# [EXERCISE TASK]
Omit every picture and output the rest of the records exactly as they are.

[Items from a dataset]

——

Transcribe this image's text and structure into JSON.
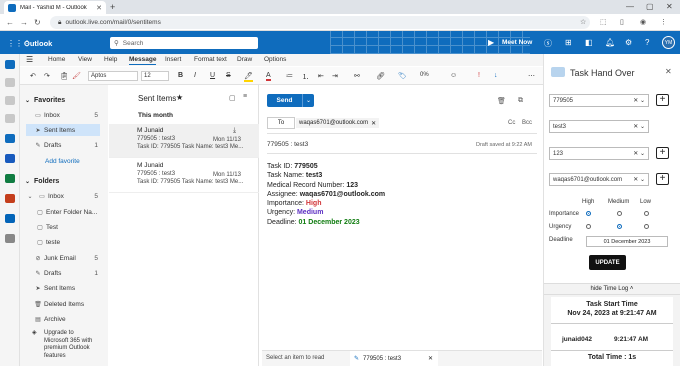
{
  "browser": {
    "tab_title": "Mail - Yashid M - Outlook",
    "url": "outlook.live.com/mail/0/sentitems"
  },
  "header": {
    "brand": "Outlook",
    "search_placeholder": "Search",
    "meet_now": "Meet Now",
    "avatar": "YM"
  },
  "ribbon": {
    "tabs": [
      "Home",
      "View",
      "Help",
      "Message",
      "Insert",
      "Format text",
      "Draw",
      "Options"
    ],
    "active_tab": "Message",
    "font_name": "Aptos",
    "font_size": "12",
    "zoom": "0%"
  },
  "folders": {
    "favorites_label": "Favorites",
    "fav_items": [
      {
        "label": "Inbox",
        "count": "5"
      },
      {
        "label": "Sent Items",
        "count": ""
      },
      {
        "label": "Drafts",
        "count": "1"
      }
    ],
    "add_favorite": "Add favorite",
    "folders_label": "Folders",
    "items": [
      {
        "label": "Inbox",
        "count": "5"
      },
      {
        "label": "Enter Folder Na...",
        "count": ""
      },
      {
        "label": "Test",
        "count": ""
      },
      {
        "label": "teste",
        "count": ""
      },
      {
        "label": "Junk Email",
        "count": "5"
      },
      {
        "label": "Drafts",
        "count": "1"
      },
      {
        "label": "Sent Items",
        "count": ""
      },
      {
        "label": "Deleted Items",
        "count": ""
      },
      {
        "label": "Archive",
        "count": ""
      }
    ],
    "upgrade_l1": "Upgrade to",
    "upgrade_l2": "Microsoft 365 with",
    "upgrade_l3": "premium Outlook",
    "upgrade_l4": "features"
  },
  "message_list": {
    "title": "Sent Items",
    "group": "This month",
    "items": [
      {
        "from": "M Junaid",
        "subject": "779505 : test3",
        "date": "Mon 11/13",
        "preview": "Task ID: 779505 Task Name: test3 Me..."
      },
      {
        "from": "M Junaid",
        "subject": "779505 : test3",
        "date": "Mon 11/13",
        "preview": "Task ID: 779505 Task Name: test3 Me..."
      }
    ]
  },
  "compose": {
    "send": "Send",
    "to_label": "To",
    "to_value": "waqas6701@outlook.com",
    "cc": "Cc",
    "bcc": "Bcc",
    "subject": "779505 : test3",
    "draft_saved": "Draft saved at 9:22 AM",
    "body": {
      "task_id_label": "Task ID:",
      "task_id": "779505",
      "task_name_label": "Task Name:",
      "task_name": "test3",
      "mrn_label": "Medical Record Number:",
      "mrn": "123",
      "assignee_label": "Assignee:",
      "assignee": "waqas6701@outlook.com",
      "importance_label": "Importance:",
      "importance": "High",
      "urgency_label": "Urgency:",
      "urgency": "Medium",
      "deadline_label": "Deadline:",
      "deadline": "01 December 2023"
    }
  },
  "status_bar": {
    "select_item": "Select an item to read",
    "draft_tab": "779505 : test3"
  },
  "task_panel": {
    "title": "Task Hand Over",
    "task_id": "779505",
    "task_name": "test3",
    "mrn": "123",
    "assignee": "waqas6701@outlook.com",
    "levels": [
      "High",
      "Medium",
      "Low"
    ],
    "importance_label": "Importance",
    "urgency_label": "Urgency",
    "deadline_label": "Deadline",
    "deadline_value": "01 December 2023",
    "update_button": "UPDATE",
    "hide_time_log": "hide Time Log",
    "task_start_label": "Task Start Time",
    "task_start_value": "Nov 24, 2023 at 9:21:47 AM",
    "log_user": "junaid042",
    "log_time": "9:21:47 AM",
    "total_time": "Total Time : 1s"
  },
  "colors": {
    "brand_blue": "#0f6cbd",
    "importance_high": "#d13438",
    "urgency_medium": "#5b2ec2",
    "deadline_green": "#107c10"
  }
}
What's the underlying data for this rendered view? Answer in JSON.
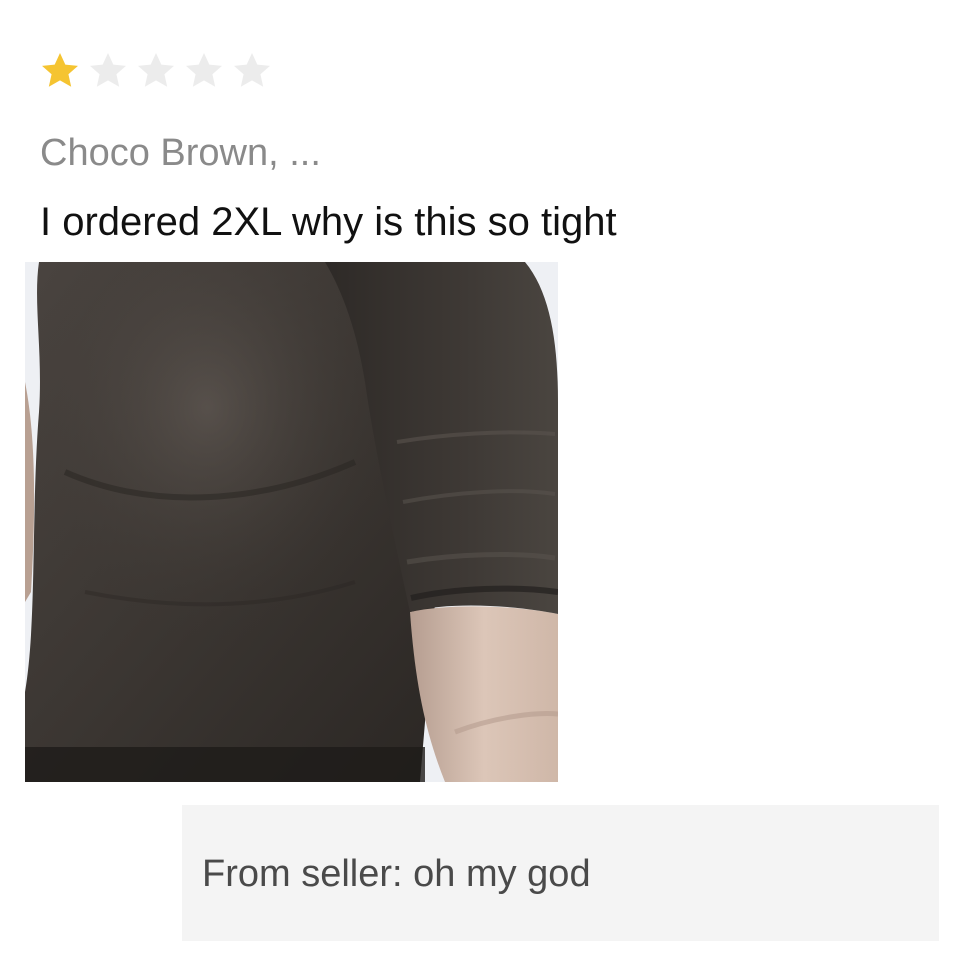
{
  "rating": {
    "value": 1,
    "max": 5,
    "filled_color": "#f5c431",
    "empty_color": "#ececec",
    "icon": "star-icon"
  },
  "review": {
    "reviewer": "Choco Brown, ...",
    "text": "I ordered 2XL why is this so tight"
  },
  "photo": {
    "colors": {
      "shirt": "#3b3632",
      "skin": "#dcc6b8",
      "shadow": "#1e1b19",
      "background": "#eef0f4"
    }
  },
  "seller_reply": {
    "text": "From seller: oh my god"
  }
}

——

# [COMPLETE RESPONSE]
Transcribe this image's text and structure into JSON.
{
  "browser": {
    "tab_title": "Mail - Yashid M - Outlook",
    "url": "outlook.live.com/mail/0/sentitems"
  },
  "header": {
    "brand": "Outlook",
    "search_placeholder": "Search",
    "meet_now": "Meet Now",
    "avatar": "YM"
  },
  "ribbon": {
    "tabs": [
      "Home",
      "View",
      "Help",
      "Message",
      "Insert",
      "Format text",
      "Draw",
      "Options"
    ],
    "active_tab": "Message",
    "font_name": "Aptos",
    "font_size": "12",
    "zoom": "0%"
  },
  "folders": {
    "favorites_label": "Favorites",
    "fav_items": [
      {
        "label": "Inbox",
        "count": "5"
      },
      {
        "label": "Sent Items",
        "count": ""
      },
      {
        "label": "Drafts",
        "count": "1"
      }
    ],
    "add_favorite": "Add favorite",
    "folders_label": "Folders",
    "items": [
      {
        "label": "Inbox",
        "count": "5"
      },
      {
        "label": "Enter Folder Na...",
        "count": ""
      },
      {
        "label": "Test",
        "count": ""
      },
      {
        "label": "teste",
        "count": ""
      },
      {
        "label": "Junk Email",
        "count": "5"
      },
      {
        "label": "Drafts",
        "count": "1"
      },
      {
        "label": "Sent Items",
        "count": ""
      },
      {
        "label": "Deleted Items",
        "count": ""
      },
      {
        "label": "Archive",
        "count": ""
      }
    ],
    "upgrade_l1": "Upgrade to",
    "upgrade_l2": "Microsoft 365 with",
    "upgrade_l3": "premium Outlook",
    "upgrade_l4": "features"
  },
  "message_list": {
    "title": "Sent Items",
    "group": "This month",
    "items": [
      {
        "from": "M Junaid",
        "subject": "779505 : test3",
        "date": "Mon 11/13",
        "preview": "Task ID: 779505 Task Name: test3 Me..."
      },
      {
        "from": "M Junaid",
        "subject": "779505 : test3",
        "date": "Mon 11/13",
        "preview": "Task ID: 779505 Task Name: test3 Me..."
      }
    ]
  },
  "compose": {
    "send": "Send",
    "to_label": "To",
    "to_value": "waqas6701@outlook.com",
    "cc": "Cc",
    "bcc": "Bcc",
    "subject": "779505 : test3",
    "draft_saved": "Draft saved at 9:22 AM",
    "body": {
      "task_id_label": "Task ID:",
      "task_id": "779505",
      "task_name_label": "Task Name:",
      "task_name": "test3",
      "mrn_label": "Medical Record Number:",
      "mrn": "123",
      "assignee_label": "Assignee:",
      "assignee": "waqas6701@outlook.com",
      "importance_label": "Importance:",
      "importance": "High",
      "urgency_label": "Urgency:",
      "urgency": "Medium",
      "deadline_label": "Deadline:",
      "deadline": "01 December 2023"
    }
  },
  "status_bar": {
    "select_item": "Select an item to read",
    "draft_tab": "779505 : test3"
  },
  "task_panel": {
    "title": "Task Hand Over",
    "task_id": "779505",
    "task_name": "test3",
    "mrn": "123",
    "assignee": "waqas6701@outlook.com",
    "levels": [
      "High",
      "Medium",
      "Low"
    ],
    "importance_label": "Importance",
    "urgency_label": "Urgency",
    "deadline_label": "Deadline",
    "deadline_value": "01 December 2023",
    "update_button": "UPDATE",
    "hide_time_log": "hide Time Log",
    "task_start_label": "Task Start Time",
    "task_start_value": "Nov 24, 2023 at 9:21:47 AM",
    "log_user": "junaid042",
    "log_time": "9:21:47 AM",
    "total_time": "Total Time : 1s"
  },
  "colors": {
    "brand_blue": "#0f6cbd",
    "importance_high": "#d13438",
    "urgency_medium": "#5b2ec2",
    "deadline_green": "#107c10"
  }
}
What's the underlying data for this rendered view? Answer in JSON.
{
  "rating": {
    "value": 1,
    "max": 5,
    "filled_color": "#f5c431",
    "empty_color": "#ececec",
    "icon": "star-icon"
  },
  "review": {
    "reviewer": "Choco Brown, ...",
    "text": "I ordered 2XL why is this so tight"
  },
  "photo": {
    "colors": {
      "shirt": "#3b3632",
      "skin": "#dcc6b8",
      "shadow": "#1e1b19",
      "background": "#eef0f4"
    }
  },
  "seller_reply": {
    "text": "From seller: oh my god"
  }
}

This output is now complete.